Der Betrieb der Bahn erfolgt durch die Leitner Seilbahn Berlin GmbH und die Grün Berlin GmbH, wie ist da die Aufgabenverteilung?

Die Leitner Seilbahn Berlin GmbH ist zuständig für den Betrieb der Seilbahn, stellt also das Betriebspersonal und die Betriebsleitung, ist für die Revisionen zuständig, die Tüv-Prüfungen – also für alle technischen Belange, damit die Seilbahn zuverlässig fährt. Die wirtschaftlichen Angelegenheiten fallen seit 2021 nicht mehr in unsere Zuständigkeit, dafür zeichnet die Grün Berlin GmbH verantwortlich. Ihre Aufgaben sind demnach die Preispolitik, das Ticketing und auch das Marketing.

Die Station Hellersdorf liegt direkt gegenüber der gleichnamigen U-Bahn-Station. ©LEITNER

Die Station Hellersdorf liegt direkt gegenüber der gleichnamigen U-Bahn-Station. ©LEITNER

Bist Du von Anfang an Geschäftsführer der Leitner Seilbahn Berlin GmbH – was hat Dich veranlasst, diese Aufgabe zu übernehmen?

Ich war von Anfang an dabei. Das hat schon mit der Ausarbeitung des Angebots, der technischen Eckdaten und des Betriebskonzeptes begonnen. Nach Auftragserteilung wurde dann die Leitner Seilbahn Berlin GmbH gegründet, weil es auch zu unseren Aufgaben gehört hat, das Planfeststellungsverfahren abzuwickeln. Das ist ein spezielles Verwaltungsverfahren über die Zulässigkeit raumbedeutsamer Vorhaben und Infrastrukturmaßnahmen, für das auch eine Umweltverträglichkeitsprüfung nötig war. Ursprünglich hat es 3 Geschäftsführer gegeben, Michael Seeber, Martin Leitner und mich. Gemeinsam mit einem Team aus Ingenieuren haben wir alles in die Wege geleitet, damit wir einen Baubescheid bekommen. Dabei ist es uns gelungen, das umfangreiche Verfahren in nur 1,5 Jahren abzuwickeln und einen positiven Baubescheid zu erhalten. Wir haben im Frühjahr 2016 mit dem Bau begonnen, fertig sein mussten wir im November 2016. Das war deshalb nötig, weil man im Frühjahr mit der Begrünung und allen Arbeiten im Gelände für die IGA starten musste. Seit 2021 ist die Leitner Seilbahn Berlin GmbH wie schon erwähnt nur mehr für die technischen Belange zuständig. Seit 2021 bin ich jetzt mit Herrn Igor Terzariol Geschäftsführer der Leitner Seilbahn Berlin GmbH.

Layout-Koordinatendaten

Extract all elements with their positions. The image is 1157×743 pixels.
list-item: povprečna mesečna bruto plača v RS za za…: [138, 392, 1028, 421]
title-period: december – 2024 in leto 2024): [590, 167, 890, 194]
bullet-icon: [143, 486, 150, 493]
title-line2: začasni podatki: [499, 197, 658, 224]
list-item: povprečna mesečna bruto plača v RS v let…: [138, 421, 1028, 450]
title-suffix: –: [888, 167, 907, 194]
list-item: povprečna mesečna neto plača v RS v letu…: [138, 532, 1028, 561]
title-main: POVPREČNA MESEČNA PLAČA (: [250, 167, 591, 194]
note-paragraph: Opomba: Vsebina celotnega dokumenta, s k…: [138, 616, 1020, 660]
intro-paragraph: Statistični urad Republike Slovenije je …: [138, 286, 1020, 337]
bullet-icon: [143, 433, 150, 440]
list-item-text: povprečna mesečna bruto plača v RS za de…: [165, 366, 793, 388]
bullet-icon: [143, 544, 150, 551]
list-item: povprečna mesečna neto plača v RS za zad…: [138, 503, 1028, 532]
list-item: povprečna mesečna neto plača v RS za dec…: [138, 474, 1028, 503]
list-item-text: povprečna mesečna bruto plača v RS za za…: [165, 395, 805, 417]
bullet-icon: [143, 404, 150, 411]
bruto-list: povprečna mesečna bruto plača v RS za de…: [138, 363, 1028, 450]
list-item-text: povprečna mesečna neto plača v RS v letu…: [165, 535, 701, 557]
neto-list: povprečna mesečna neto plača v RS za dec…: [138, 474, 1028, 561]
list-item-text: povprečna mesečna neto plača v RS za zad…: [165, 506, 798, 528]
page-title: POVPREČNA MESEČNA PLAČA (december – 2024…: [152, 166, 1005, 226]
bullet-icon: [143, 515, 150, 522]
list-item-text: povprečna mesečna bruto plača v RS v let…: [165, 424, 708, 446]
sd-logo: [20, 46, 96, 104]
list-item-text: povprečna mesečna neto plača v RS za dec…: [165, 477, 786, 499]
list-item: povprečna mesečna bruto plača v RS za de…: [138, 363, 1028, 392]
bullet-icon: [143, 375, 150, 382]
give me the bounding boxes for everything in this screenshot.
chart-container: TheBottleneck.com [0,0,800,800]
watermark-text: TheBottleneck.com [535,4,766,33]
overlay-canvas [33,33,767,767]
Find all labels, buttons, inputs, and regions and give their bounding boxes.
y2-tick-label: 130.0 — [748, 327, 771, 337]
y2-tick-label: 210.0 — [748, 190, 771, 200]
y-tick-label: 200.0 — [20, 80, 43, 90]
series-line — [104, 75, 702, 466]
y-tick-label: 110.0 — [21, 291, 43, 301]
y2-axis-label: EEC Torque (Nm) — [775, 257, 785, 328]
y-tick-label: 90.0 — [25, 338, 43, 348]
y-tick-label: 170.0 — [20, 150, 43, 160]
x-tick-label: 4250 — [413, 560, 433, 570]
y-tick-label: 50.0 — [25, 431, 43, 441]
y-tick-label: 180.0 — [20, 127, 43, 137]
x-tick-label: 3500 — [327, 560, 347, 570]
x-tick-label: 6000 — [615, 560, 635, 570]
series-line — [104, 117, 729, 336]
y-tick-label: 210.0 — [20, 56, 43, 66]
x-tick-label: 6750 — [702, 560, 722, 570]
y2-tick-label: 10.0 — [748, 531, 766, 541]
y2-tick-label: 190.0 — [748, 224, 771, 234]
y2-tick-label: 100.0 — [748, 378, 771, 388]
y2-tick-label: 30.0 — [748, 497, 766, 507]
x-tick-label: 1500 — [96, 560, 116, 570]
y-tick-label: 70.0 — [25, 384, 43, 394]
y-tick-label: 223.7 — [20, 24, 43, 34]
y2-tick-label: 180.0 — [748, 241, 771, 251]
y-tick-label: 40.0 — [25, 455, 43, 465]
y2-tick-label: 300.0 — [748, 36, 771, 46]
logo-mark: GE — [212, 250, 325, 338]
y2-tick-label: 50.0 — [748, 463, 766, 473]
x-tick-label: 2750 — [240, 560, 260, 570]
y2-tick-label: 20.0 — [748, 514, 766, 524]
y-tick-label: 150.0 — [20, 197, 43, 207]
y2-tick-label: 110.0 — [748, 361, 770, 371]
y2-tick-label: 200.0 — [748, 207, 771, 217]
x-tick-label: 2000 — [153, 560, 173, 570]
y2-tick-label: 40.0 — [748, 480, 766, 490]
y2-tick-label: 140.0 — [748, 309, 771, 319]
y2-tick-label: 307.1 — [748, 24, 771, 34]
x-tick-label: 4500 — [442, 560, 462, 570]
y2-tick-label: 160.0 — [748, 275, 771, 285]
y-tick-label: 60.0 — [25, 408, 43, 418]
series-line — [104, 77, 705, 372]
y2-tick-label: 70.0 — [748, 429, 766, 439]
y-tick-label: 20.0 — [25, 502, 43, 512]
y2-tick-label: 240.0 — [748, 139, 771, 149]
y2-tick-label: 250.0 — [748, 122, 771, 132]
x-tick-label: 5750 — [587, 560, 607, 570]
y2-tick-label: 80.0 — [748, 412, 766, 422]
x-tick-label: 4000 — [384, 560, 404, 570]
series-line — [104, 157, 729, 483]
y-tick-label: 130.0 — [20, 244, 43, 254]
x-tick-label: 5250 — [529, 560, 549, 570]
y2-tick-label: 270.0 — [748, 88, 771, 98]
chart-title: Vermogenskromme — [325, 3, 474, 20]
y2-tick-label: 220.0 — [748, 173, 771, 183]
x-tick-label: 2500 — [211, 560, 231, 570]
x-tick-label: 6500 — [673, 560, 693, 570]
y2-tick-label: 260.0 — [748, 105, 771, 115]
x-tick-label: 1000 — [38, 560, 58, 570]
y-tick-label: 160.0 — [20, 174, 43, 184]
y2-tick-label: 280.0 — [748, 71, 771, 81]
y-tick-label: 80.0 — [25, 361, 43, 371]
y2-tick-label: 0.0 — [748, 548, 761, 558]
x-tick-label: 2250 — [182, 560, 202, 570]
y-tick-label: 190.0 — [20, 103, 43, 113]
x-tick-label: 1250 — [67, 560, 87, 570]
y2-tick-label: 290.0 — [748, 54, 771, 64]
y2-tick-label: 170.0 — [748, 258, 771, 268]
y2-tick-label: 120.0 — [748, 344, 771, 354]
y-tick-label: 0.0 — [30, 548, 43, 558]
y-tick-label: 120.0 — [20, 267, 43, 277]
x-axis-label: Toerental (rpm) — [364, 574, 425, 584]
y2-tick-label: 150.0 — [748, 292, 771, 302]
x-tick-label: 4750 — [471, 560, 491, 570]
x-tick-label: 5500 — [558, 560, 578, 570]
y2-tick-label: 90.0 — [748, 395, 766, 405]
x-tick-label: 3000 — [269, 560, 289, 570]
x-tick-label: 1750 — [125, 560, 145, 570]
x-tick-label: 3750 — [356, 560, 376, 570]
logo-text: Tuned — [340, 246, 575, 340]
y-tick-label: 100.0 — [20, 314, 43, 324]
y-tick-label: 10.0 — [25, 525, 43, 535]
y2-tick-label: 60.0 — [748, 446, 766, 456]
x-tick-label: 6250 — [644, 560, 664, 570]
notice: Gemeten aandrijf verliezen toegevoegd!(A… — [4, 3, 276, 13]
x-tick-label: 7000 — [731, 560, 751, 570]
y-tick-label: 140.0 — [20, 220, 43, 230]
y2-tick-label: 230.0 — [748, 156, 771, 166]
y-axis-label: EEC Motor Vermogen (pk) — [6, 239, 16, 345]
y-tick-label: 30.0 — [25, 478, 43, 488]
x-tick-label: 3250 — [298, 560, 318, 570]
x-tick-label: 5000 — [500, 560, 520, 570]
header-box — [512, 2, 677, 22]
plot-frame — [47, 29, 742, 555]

__Gestellte Aufgabe__:
Kopiere aus dem Interview zur Berliner Seilbahn den Abschnitt von „Die Leitner Seilbahn Berlin GmbH ist“ bis einschließlich „Aufgabe zu übernehmen?“ wortgetreu.

__Lösung__:
Die Leitner Seilbahn Berlin GmbH ist zuständig für den Betrieb der Seilbahn, stellt also das Betriebspersonal und die Betriebsleitung, ist für die Revisionen zuständig, die Tüv-Prüfungen – also für alle technischen Belange, damit die Seilbahn zuverlässig fährt. Die wirtschaftlichen Angelegenheiten fallen seit 2021 nicht mehr in unsere Zuständigkeit, dafür zeichnet die Grün Berlin GmbH verantwortlich. Ihre Aufgaben sind demnach die Preispolitik, das Ticketing und auch das Marketing.

Die Station Hellersdorf liegt direkt gegenüber der gleichnamigen U-Bahn-Station. ©LEITNER

Die Station Hellersdorf liegt direkt gegenüber der gleichnamigen U-Bahn-Station. ©LEITNER

Bist Du von Anfang an Geschäftsführer der Leitner Seilbahn Berlin GmbH – was hat Dich veranlasst, diese Aufgabe zu übernehmen?